Look through the listing below and work out how many of its lines hold the word "xlabel". Give only the number.

Records about charts and figures
* start *

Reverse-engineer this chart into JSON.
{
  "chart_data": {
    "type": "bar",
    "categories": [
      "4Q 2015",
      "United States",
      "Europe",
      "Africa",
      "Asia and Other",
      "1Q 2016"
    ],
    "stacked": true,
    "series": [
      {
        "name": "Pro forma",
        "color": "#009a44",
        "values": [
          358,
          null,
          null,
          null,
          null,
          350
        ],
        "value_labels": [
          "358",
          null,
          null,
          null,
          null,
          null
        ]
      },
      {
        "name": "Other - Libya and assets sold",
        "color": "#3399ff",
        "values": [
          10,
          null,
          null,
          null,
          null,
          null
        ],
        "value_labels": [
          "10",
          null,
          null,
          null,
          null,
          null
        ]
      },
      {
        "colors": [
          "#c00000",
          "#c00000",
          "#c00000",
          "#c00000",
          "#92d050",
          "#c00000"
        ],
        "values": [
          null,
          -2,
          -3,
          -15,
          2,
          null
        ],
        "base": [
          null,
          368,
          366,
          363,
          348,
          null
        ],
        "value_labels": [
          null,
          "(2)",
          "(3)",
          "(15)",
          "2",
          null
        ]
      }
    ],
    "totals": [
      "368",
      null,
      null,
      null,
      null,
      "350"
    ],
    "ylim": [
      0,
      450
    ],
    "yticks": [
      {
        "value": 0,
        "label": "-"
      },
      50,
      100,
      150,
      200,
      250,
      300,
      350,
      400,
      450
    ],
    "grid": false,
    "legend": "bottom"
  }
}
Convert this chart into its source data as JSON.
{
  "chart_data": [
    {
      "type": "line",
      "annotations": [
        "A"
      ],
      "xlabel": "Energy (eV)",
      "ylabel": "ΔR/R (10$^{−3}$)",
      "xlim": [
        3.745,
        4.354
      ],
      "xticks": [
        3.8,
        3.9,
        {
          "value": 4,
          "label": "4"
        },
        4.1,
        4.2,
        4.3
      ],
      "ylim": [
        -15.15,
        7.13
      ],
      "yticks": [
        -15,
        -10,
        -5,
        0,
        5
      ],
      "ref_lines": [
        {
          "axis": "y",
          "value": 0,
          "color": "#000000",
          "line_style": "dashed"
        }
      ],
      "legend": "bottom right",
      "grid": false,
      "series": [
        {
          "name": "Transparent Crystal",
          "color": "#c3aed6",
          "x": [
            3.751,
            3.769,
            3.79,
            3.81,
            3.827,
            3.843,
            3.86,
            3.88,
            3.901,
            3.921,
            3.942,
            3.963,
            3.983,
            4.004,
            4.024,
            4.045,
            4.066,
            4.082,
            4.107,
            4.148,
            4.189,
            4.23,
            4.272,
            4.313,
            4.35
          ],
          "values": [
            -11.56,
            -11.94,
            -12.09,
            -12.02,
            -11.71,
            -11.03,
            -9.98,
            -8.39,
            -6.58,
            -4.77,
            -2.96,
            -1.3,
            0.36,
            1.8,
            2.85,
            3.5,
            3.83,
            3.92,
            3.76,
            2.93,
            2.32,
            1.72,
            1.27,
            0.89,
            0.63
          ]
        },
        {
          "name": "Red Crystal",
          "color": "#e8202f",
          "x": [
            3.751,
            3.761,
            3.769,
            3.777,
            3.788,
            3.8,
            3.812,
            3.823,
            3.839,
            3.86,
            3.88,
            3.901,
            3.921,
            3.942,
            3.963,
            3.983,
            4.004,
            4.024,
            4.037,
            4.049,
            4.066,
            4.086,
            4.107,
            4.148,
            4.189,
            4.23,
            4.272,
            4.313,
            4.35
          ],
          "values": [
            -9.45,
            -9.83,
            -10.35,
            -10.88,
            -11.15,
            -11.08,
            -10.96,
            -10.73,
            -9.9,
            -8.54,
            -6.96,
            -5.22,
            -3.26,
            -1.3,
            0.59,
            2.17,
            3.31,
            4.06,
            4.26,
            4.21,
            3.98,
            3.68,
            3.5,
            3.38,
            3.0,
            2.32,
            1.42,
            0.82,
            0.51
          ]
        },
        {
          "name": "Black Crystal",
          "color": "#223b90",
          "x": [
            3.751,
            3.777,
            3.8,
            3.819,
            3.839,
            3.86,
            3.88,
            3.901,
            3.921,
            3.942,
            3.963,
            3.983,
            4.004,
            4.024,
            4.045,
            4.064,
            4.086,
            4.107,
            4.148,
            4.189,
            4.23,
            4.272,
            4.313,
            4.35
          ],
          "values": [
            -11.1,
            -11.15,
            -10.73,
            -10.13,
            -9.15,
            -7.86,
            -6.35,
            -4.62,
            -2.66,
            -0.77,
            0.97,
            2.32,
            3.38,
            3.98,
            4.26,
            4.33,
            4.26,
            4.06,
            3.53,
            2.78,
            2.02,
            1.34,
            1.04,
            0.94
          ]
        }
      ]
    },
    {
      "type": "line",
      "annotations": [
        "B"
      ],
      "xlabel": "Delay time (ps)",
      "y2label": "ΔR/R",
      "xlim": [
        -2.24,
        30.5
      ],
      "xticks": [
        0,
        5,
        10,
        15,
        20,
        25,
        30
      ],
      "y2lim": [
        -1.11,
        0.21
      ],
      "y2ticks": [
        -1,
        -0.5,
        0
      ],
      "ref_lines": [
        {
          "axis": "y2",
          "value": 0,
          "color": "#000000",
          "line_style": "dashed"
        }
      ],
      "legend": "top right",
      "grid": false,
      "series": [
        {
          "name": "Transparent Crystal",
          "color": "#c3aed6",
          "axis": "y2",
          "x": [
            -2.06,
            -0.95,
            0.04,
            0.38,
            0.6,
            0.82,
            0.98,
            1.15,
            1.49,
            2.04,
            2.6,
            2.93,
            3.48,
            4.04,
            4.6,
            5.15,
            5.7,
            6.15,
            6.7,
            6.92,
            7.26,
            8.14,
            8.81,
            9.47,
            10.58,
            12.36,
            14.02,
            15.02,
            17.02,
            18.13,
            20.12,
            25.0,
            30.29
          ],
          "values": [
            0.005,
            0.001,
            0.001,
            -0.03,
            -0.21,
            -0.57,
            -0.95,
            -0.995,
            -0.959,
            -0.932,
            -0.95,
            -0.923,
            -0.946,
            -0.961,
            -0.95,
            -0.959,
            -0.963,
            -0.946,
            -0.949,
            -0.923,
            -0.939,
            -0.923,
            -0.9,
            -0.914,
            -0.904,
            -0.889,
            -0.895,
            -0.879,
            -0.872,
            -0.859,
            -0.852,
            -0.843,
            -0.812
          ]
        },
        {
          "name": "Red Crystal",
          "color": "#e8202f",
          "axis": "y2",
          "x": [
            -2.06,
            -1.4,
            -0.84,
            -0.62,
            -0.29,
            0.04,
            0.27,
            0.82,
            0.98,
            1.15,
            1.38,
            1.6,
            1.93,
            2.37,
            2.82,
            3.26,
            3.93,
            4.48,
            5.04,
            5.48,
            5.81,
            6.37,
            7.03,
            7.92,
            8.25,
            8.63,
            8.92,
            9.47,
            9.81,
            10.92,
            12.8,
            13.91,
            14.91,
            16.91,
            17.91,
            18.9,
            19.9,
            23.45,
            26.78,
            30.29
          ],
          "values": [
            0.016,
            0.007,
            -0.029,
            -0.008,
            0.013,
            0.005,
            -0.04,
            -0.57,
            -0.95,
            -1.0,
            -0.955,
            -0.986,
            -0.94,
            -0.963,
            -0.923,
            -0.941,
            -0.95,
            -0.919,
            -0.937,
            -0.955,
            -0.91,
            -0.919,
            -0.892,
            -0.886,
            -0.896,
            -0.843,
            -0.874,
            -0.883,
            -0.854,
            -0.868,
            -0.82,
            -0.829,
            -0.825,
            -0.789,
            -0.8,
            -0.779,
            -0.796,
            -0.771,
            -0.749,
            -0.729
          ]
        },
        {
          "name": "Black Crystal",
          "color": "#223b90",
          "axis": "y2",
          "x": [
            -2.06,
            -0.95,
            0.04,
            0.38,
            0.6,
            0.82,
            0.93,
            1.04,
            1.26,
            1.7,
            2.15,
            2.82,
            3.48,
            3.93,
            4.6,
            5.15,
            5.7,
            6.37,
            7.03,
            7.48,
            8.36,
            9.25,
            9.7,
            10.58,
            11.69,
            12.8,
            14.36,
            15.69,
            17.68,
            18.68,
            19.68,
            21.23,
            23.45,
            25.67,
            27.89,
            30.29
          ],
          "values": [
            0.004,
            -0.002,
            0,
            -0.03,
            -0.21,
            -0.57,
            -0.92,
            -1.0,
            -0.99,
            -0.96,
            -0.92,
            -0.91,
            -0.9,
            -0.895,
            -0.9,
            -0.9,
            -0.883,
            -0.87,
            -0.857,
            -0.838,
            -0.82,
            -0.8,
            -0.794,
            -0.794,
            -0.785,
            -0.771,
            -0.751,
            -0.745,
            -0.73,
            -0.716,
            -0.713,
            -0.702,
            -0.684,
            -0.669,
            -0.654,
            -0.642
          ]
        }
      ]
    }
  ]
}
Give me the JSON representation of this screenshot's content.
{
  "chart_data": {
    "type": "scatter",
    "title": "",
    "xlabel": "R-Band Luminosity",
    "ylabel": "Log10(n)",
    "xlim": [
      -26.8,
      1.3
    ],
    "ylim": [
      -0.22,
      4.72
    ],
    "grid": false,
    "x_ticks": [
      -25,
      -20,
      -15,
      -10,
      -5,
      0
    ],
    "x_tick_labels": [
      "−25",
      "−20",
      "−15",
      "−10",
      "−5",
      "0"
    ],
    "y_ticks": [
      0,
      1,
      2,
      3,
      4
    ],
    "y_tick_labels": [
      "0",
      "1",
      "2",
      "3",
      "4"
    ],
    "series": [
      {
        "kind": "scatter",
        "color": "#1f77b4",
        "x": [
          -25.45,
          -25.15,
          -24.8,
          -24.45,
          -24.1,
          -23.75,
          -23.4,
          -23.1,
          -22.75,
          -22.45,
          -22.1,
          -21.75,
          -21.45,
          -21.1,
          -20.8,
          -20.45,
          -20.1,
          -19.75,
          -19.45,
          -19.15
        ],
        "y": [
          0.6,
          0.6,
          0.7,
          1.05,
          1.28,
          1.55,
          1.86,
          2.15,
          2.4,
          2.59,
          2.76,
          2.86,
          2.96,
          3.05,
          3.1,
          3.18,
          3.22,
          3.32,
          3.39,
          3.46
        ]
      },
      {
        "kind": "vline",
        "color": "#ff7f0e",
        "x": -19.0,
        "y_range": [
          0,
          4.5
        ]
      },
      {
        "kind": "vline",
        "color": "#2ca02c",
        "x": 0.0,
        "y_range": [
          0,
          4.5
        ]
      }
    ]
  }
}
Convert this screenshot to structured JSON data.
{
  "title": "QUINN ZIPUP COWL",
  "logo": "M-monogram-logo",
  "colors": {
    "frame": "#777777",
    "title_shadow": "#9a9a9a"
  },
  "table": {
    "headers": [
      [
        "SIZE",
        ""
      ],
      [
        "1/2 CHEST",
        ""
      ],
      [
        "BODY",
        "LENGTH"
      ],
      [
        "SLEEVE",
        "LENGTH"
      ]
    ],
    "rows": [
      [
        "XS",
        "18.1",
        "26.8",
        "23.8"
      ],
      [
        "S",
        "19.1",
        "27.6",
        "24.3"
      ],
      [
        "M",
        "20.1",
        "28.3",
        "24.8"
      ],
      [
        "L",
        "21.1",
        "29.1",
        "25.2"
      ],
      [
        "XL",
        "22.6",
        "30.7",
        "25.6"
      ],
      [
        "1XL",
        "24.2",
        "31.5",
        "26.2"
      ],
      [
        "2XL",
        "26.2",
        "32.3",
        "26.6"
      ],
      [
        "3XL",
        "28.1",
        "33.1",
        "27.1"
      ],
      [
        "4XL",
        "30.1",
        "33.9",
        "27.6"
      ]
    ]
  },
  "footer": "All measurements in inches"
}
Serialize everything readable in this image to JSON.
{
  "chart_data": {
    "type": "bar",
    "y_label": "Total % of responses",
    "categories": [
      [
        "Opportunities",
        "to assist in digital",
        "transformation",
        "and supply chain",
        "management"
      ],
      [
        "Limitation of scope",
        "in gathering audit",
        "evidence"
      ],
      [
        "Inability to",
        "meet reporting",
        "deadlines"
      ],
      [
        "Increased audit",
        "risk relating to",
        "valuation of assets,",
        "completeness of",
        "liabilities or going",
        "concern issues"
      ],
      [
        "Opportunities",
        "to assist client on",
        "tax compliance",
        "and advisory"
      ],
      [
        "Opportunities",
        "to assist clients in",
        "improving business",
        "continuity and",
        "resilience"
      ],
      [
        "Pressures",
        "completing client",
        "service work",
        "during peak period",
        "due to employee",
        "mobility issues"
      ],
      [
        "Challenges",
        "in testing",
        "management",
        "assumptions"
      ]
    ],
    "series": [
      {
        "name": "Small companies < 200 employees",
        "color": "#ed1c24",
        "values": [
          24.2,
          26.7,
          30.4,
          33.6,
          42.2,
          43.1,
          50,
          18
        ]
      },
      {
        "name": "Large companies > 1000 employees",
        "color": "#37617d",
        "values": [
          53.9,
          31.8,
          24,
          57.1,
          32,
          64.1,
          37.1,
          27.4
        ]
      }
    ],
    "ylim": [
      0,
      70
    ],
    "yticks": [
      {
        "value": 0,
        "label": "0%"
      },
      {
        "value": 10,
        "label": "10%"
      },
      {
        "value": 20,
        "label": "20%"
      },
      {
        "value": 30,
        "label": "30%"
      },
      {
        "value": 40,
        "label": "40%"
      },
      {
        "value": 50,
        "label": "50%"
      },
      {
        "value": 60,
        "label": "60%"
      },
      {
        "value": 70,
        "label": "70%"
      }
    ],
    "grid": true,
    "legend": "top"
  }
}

* end *

__ANSWER TO THE TASK__
3